Dataset items:
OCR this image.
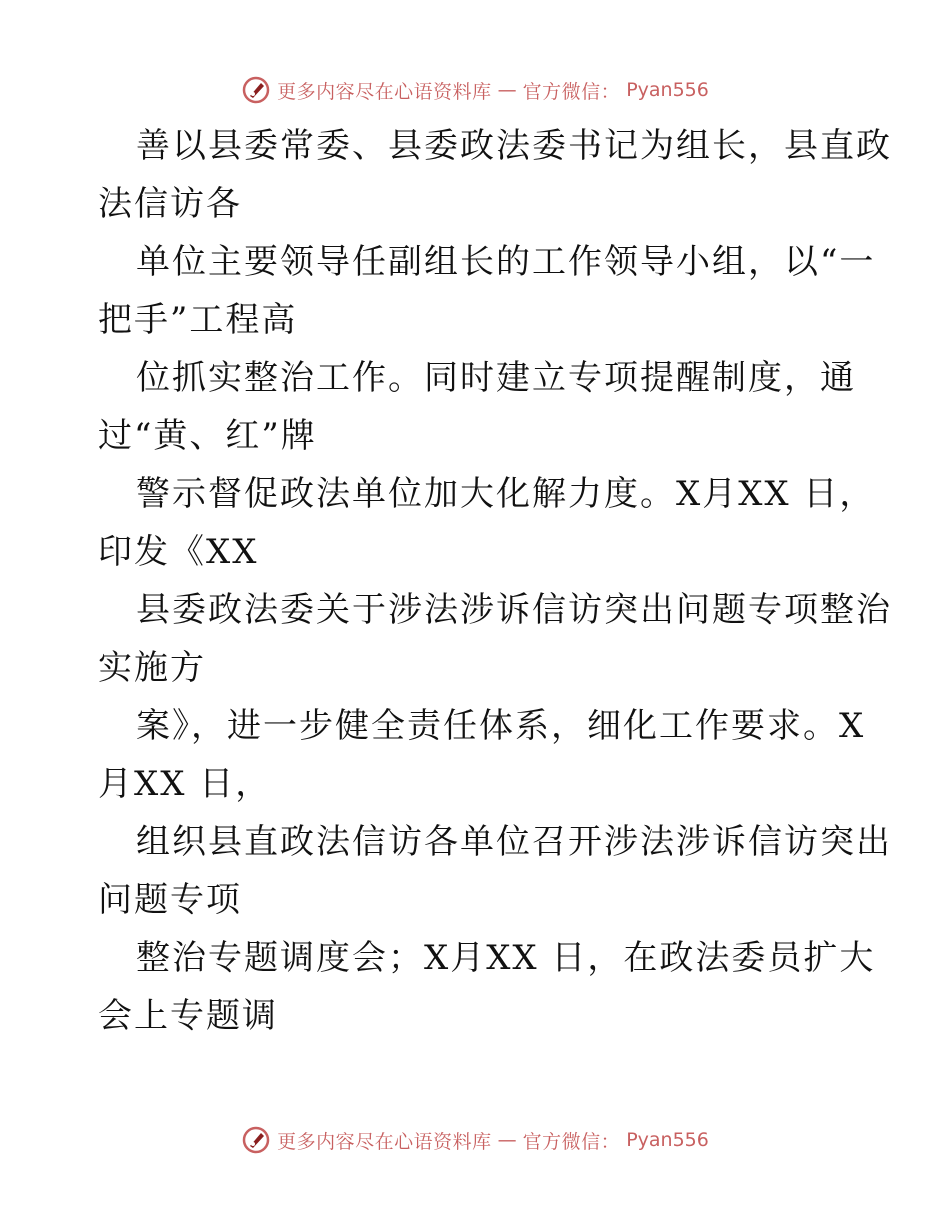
更多内容尽在心语资料库 — 官方微信： Pyan556
善以县委常委、县委政法委书记为组长，县直政
法信访各
单位主要领导任副组长的工作领导小组，以“一
把手”工程高
位抓实整治工作。同时建立专项提醒制度，通
过“黄、红”牌
警示督促政法单位加大化解力度。X月XX 日，
印发《XX
县委政法委关于涉法涉诉信访突出问题专项整治
实施方
案》，进一步健全责任体系，细化工作要求。X
月XX 日，
组织县直政法信访各单位召开涉法涉诉信访突出
问题专项
整治专题调度会；X月XX 日，在政法委员扩大
会上专题调
更多内容尽在心语资料库 — 官方微信： Pyan556
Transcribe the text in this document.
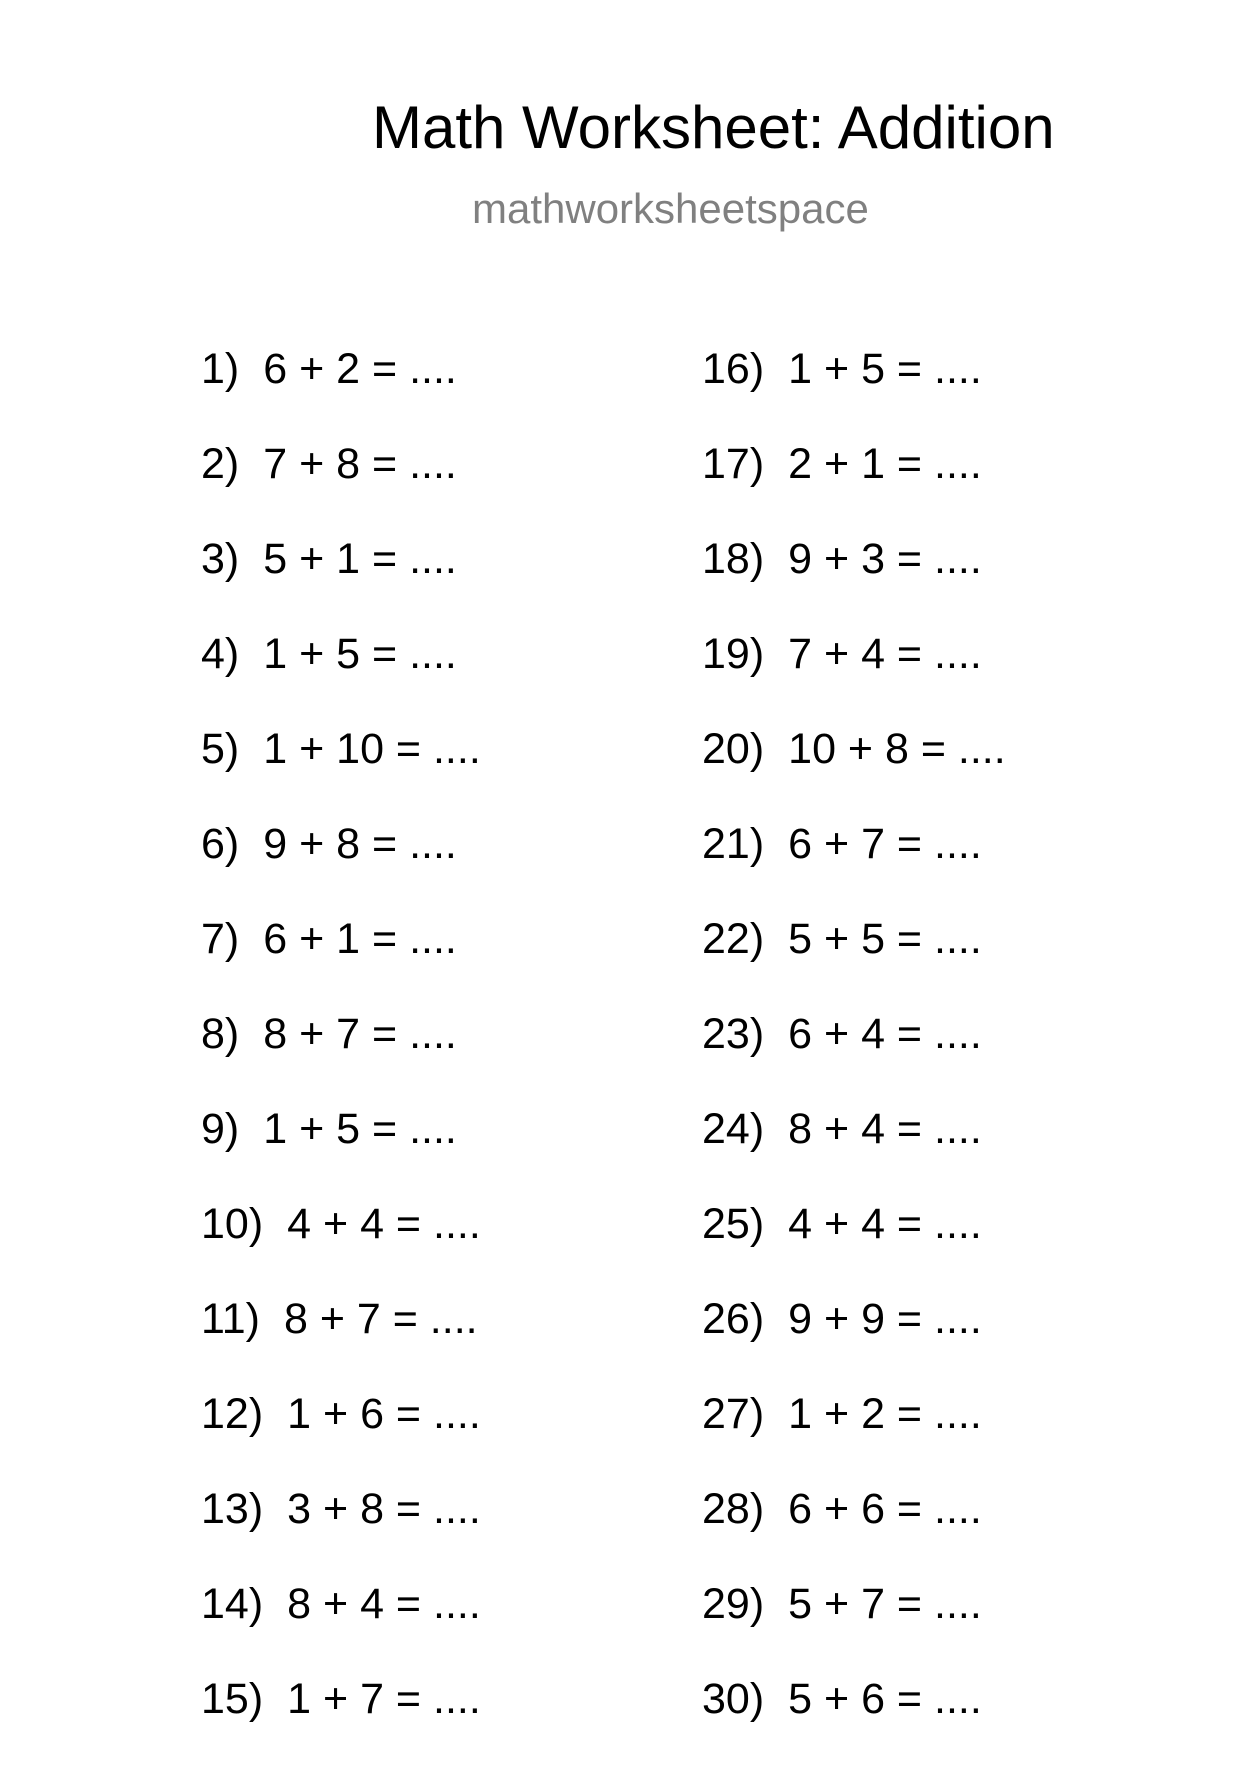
Math Worksheet: Addition
mathworksheetspace
1) 6 + 2 = ....
2) 7 + 8 = ....
3) 5 + 1 = ....
4) 1 + 5 = ....
5) 1 + 10 = ....
6) 9 + 8 = ....
7) 6 + 1 = ....
8) 8 + 7 = ....
9) 1 + 5 = ....
10) 4 + 4 = ....
11) 8 + 7 = ....
12) 1 + 6 = ....
13) 3 + 8 = ....
14) 8 + 4 = ....
15) 1 + 7 = ....
16) 1 + 5 = ....
17) 2 + 1 = ....
18) 9 + 3 = ....
19) 7 + 4 = ....
20) 10 + 8 = ....
21) 6 + 7 = ....
22) 5 + 5 = ....
23) 6 + 4 = ....
24) 8 + 4 = ....
25) 4 + 4 = ....
26) 9 + 9 = ....
27) 1 + 2 = ....
28) 6 + 6 = ....
29) 5 + 7 = ....
30) 5 + 6 = ....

### WHAT NEEDS TO BE DONE
Write out every line from the entries where "X月XX" appears.

### EXERCISE OUTPUT
警示督促政法单位加大化解力度。X月XX 日，
整治专题调度会；X月XX 日，在政法委员扩大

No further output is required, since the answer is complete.